* WORK REQUIRED
From the records below, copy every line that contains the word "strefy".

Dataset items:
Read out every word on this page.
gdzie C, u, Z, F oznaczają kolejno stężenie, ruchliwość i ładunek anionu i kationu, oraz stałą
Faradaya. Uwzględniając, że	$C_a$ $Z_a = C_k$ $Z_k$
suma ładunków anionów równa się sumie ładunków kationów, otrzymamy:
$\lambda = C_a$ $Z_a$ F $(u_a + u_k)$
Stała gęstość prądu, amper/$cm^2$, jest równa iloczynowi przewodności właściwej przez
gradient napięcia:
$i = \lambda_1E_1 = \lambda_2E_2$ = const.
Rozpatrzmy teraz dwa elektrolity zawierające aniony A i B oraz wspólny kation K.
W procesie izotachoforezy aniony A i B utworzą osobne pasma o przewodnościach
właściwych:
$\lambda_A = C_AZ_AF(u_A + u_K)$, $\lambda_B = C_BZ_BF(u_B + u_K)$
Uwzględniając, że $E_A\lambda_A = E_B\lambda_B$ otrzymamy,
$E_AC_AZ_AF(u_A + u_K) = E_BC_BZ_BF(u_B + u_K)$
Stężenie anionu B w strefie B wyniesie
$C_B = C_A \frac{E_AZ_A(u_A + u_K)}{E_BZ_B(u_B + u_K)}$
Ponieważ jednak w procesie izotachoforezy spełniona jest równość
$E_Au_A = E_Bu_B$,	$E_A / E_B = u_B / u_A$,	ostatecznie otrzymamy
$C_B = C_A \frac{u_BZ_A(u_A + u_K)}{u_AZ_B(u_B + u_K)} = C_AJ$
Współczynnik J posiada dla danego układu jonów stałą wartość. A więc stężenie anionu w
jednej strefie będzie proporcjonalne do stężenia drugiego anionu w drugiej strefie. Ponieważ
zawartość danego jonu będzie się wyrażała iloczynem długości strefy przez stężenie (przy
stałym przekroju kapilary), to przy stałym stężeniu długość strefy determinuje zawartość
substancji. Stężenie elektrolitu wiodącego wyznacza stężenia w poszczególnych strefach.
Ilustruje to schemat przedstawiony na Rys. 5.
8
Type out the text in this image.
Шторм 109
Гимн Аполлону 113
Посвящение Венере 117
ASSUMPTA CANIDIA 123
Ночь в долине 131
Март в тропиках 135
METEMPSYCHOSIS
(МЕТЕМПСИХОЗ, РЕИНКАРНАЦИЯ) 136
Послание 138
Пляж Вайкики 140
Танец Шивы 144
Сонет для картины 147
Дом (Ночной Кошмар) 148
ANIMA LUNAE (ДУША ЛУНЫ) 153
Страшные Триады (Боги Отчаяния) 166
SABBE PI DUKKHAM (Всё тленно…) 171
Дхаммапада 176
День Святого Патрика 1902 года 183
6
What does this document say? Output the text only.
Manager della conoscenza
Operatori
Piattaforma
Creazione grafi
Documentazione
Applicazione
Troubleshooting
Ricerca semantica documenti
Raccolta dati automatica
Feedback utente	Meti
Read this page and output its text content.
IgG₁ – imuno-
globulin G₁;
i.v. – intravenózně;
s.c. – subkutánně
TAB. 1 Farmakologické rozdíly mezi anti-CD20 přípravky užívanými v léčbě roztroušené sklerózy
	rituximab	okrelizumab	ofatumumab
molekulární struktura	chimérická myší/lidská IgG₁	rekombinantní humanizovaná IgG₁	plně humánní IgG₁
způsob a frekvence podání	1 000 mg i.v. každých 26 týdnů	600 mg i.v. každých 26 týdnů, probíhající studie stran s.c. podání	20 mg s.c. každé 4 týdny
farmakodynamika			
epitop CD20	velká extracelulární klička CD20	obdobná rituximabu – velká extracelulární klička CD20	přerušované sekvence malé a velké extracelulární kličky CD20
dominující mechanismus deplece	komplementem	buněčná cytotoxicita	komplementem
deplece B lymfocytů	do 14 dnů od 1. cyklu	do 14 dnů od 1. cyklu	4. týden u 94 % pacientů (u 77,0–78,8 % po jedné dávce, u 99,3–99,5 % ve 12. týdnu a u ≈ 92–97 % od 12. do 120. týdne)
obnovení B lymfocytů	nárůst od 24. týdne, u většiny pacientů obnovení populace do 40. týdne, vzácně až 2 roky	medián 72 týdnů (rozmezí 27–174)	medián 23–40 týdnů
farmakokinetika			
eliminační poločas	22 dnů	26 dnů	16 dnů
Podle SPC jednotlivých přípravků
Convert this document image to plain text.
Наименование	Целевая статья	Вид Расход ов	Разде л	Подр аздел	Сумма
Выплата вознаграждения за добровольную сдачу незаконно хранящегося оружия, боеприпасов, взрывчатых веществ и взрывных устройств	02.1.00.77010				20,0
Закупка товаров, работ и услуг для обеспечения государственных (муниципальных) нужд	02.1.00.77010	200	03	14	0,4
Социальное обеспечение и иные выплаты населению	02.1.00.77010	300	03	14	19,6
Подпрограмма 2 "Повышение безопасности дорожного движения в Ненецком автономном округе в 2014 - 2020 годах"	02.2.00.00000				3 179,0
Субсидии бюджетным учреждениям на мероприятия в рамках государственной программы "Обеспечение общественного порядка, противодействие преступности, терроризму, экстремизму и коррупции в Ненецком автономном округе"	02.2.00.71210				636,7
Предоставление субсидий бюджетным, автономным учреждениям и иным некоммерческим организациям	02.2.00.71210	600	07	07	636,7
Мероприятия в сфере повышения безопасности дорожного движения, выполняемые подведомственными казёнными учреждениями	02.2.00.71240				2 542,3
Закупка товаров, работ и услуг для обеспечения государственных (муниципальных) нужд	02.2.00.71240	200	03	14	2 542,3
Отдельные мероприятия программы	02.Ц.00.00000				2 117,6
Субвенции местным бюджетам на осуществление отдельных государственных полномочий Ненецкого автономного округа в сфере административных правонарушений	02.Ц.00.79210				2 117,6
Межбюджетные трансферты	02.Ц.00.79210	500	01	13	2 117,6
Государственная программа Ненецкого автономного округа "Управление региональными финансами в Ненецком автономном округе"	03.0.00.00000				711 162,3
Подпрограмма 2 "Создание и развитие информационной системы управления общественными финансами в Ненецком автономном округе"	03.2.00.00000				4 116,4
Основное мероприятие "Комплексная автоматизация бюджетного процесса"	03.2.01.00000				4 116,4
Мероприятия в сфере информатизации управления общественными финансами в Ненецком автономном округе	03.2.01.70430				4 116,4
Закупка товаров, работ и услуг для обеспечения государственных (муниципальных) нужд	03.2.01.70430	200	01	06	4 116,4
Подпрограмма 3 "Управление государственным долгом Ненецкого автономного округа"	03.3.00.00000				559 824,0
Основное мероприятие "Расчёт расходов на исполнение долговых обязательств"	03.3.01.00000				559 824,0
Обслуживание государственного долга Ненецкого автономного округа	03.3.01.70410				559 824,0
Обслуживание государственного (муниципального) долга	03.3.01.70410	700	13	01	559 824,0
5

* WRITTEN RESPONSE
zawartość danego jonu będzie się wyrażała iloczynem długości strefy przez stężenie (przy
stałym przekroju kapilary), to przy stałym stężeniu długość strefy determinuje zawartość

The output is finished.